>> Begin RECORDED DATA

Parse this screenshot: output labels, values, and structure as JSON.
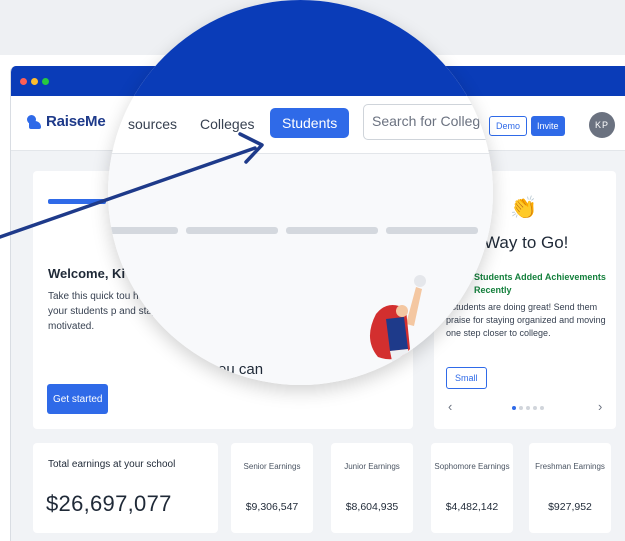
{
  "brand": {
    "name": "RaiseMe"
  },
  "nav": {
    "resources_partial": "sources",
    "colleges": "Colleges",
    "students": "Students",
    "search_placeholder": "Search for Colleg",
    "demo": "Demo",
    "invite": "Invite",
    "avatar_initials": "KP"
  },
  "welcome": {
    "title": "Welcome, Ki",
    "body": "Take this quick tou help your students p and stay motivated.",
    "cta": "Get started",
    "partial_text": "ou can"
  },
  "achievements": {
    "emoji": "👏",
    "title": "Way to Go!",
    "added": "Students Added Achievements Recently",
    "body": "r students are doing great! Send them praise for staying organized and moving one step closer to college.",
    "button": "Small",
    "prev": "‹",
    "next": "›",
    "slides": 5,
    "active_slide": 1
  },
  "earnings": {
    "total_label": "Total earnings at your school",
    "total_value": "$26,697,077",
    "classes": [
      {
        "label": "Senior Earnings",
        "value": "$9,306,547"
      },
      {
        "label": "Junior Earnings",
        "value": "$8,604,935"
      },
      {
        "label": "Sophomore Earnings",
        "value": "$4,482,142"
      },
      {
        "label": "Freshman Earnings",
        "value": "$927,952"
      }
    ]
  },
  "colors": {
    "titlebar": "#0a3cb8",
    "primary": "#2f6ae8",
    "arrow": "#1e3a8a",
    "success": "#15803d"
  }
}
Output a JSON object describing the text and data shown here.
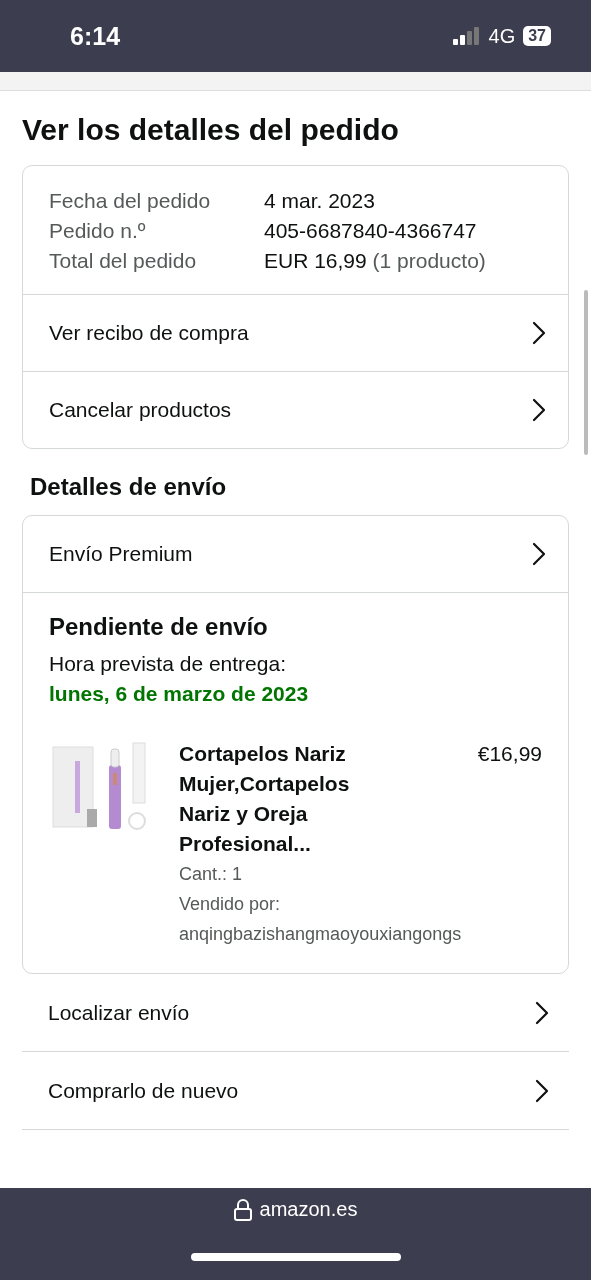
{
  "status_bar": {
    "time": "6:14",
    "network": "4G",
    "battery": "37"
  },
  "title": "Ver los detalles del pedido",
  "order_summary": {
    "rows": [
      {
        "label": "Fecha del pedido",
        "value": "4 mar. 2023"
      },
      {
        "label": "Pedido n.º",
        "value": "405-6687840-4366747"
      },
      {
        "label": "Total del pedido",
        "value": "EUR 16,99",
        "note": "(1 producto)"
      }
    ],
    "links": [
      "Ver recibo de compra",
      "Cancelar productos"
    ]
  },
  "shipping": {
    "heading": "Detalles de envío",
    "method": "Envío Premium",
    "status": "Pendiente de envío",
    "eta_label": "Hora prevista de entrega:",
    "eta_date": "lunes, 6 de marzo de 2023",
    "items": [
      {
        "title": "Cortapelos Nariz Mujer,Cortapelos Nariz y Oreja Profesional...",
        "price": "€16,99",
        "quantity": "Cant.: 1",
        "sold_by_label": "Vendido por:",
        "seller": "anqingbazishangmaoyouxiangongs"
      }
    ]
  },
  "actions": [
    "Localizar envío",
    "Comprarlo de nuevo"
  ],
  "browser_bar": {
    "domain": "amazon.es"
  }
}
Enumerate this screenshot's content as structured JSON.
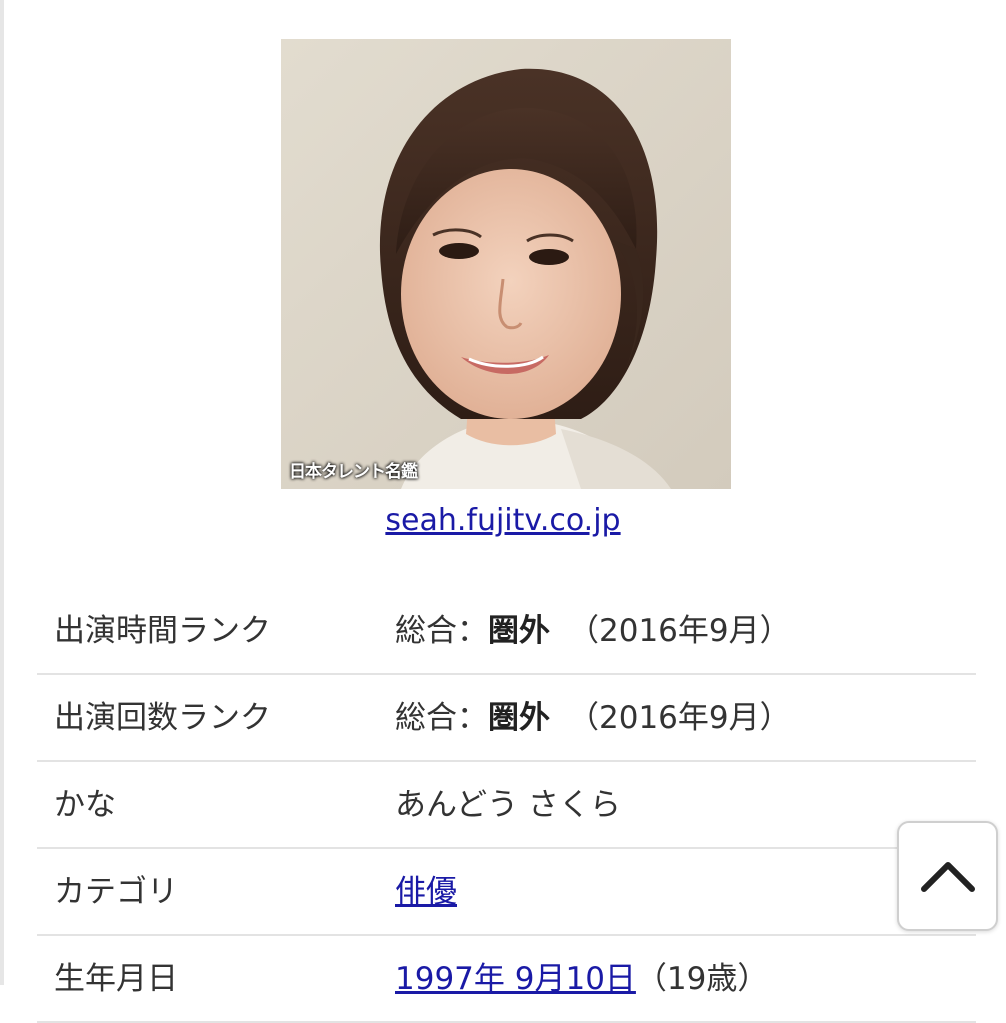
{
  "profile": {
    "photo_watermark": "日本タレント名鑑",
    "source_link_text": "seah.fujitv.co.jp"
  },
  "info_rows": [
    {
      "label": "出演時間ランク",
      "value_prefix": "総合：",
      "value_bold": "圏外",
      "value_suffix": "（2016年9月）"
    },
    {
      "label": "出演回数ランク",
      "value_prefix": "総合：",
      "value_bold": "圏外",
      "value_suffix": "（2016年9月）"
    },
    {
      "label": "かな",
      "value": "あんどう さくら"
    },
    {
      "label": "カテゴリ",
      "value_link": "俳優"
    },
    {
      "label": "生年月日",
      "value_link": "1997年 9月10日",
      "value_suffix": "（19歳）"
    }
  ],
  "back_to_top": {
    "icon": "chevron-up-icon"
  },
  "colors": {
    "link": "#1a1aa6",
    "text": "#333333",
    "divider": "#e3e3e3",
    "photo_background": "#dcd5c9"
  }
}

>> End RECORDED DATA

• **GIVEN PROBLEM**
Report the number of lines in the listing where the string "this" appears, and nothing besides.

• **ANSWER TO THE TASK**
3